--- Begin Exercise inputs ---

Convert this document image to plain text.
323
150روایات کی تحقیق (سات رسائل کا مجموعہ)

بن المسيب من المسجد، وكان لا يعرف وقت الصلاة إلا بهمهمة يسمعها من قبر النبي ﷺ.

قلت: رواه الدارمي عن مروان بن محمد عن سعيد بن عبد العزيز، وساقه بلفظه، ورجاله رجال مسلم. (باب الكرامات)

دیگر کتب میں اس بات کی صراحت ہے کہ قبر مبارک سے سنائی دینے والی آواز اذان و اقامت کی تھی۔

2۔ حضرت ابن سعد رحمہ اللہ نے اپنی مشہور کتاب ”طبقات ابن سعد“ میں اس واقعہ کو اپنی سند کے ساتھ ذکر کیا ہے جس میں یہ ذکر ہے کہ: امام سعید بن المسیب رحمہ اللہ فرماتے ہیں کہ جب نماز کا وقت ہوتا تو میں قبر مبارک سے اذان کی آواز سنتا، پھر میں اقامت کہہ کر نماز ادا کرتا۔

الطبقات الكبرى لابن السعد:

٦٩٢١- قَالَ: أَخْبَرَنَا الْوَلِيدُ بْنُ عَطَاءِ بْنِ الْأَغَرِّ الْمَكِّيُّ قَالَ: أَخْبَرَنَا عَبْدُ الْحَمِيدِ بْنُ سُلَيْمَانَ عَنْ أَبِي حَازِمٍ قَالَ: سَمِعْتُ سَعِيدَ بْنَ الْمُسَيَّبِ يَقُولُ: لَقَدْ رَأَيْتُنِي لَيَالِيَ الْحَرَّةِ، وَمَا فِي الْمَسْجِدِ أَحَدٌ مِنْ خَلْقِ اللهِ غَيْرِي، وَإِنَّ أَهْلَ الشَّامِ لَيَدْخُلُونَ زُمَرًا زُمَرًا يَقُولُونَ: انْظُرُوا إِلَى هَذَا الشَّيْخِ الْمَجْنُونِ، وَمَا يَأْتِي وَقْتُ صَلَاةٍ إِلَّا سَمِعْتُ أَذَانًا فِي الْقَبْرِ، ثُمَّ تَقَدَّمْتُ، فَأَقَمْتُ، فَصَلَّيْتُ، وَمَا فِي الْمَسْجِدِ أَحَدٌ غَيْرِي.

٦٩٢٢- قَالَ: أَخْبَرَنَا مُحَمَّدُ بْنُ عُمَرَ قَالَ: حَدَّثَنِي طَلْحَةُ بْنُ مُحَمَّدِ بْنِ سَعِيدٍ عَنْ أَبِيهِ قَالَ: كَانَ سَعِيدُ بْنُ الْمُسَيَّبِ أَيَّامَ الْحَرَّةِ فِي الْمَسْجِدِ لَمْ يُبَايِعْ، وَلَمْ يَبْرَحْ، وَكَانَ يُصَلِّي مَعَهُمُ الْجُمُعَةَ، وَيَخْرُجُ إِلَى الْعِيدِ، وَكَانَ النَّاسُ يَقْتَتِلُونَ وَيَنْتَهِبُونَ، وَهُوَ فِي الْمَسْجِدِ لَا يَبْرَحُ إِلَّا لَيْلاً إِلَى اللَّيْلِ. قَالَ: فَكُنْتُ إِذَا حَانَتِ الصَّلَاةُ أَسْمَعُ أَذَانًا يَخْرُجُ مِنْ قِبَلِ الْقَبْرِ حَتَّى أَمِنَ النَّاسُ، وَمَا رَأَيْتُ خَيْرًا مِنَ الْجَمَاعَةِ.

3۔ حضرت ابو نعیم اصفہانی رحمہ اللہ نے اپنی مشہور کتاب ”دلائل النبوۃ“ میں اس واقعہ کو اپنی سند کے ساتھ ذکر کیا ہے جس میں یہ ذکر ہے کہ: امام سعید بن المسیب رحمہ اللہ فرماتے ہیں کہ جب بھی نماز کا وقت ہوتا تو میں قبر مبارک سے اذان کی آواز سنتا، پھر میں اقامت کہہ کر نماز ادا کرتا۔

--- End Exercise inputs ---

### What is required
Which lines hold the word "واقعہ"? Copy every one of them.

### Result
2۔ حضرت ابن سعد رحمہ اللہ نے اپنی مشہور کتاب ”طبقات ابن سعد“ میں اس واقعہ کو اپنی سند کے ساتھ ذکر کیا ہے جس میں یہ ذکر ہے کہ: امام سعید بن المسیب رحمہ اللہ فرماتے ہیں کہ جب نماز کا وقت ہوتا تو میں قبر مبارک سے اذان کی آواز سنتا، پھر میں اقامت کہہ کر نماز ادا کرتا۔
3۔ حضرت ابو نعیم اصفہانی رحمہ اللہ نے اپنی مشہور کتاب ”دلائل النبوۃ“ میں اس واقعہ کو اپنی سند کے ساتھ ذکر کیا ہے جس میں یہ ذکر ہے کہ: امام سعید بن المسیب رحمہ اللہ فرماتے ہیں کہ جب بھی نماز کا وقت ہوتا تو میں قبر مبارک سے اذان کی آواز سنتا، پھر میں اقامت کہہ کر نماز ادا کرتا۔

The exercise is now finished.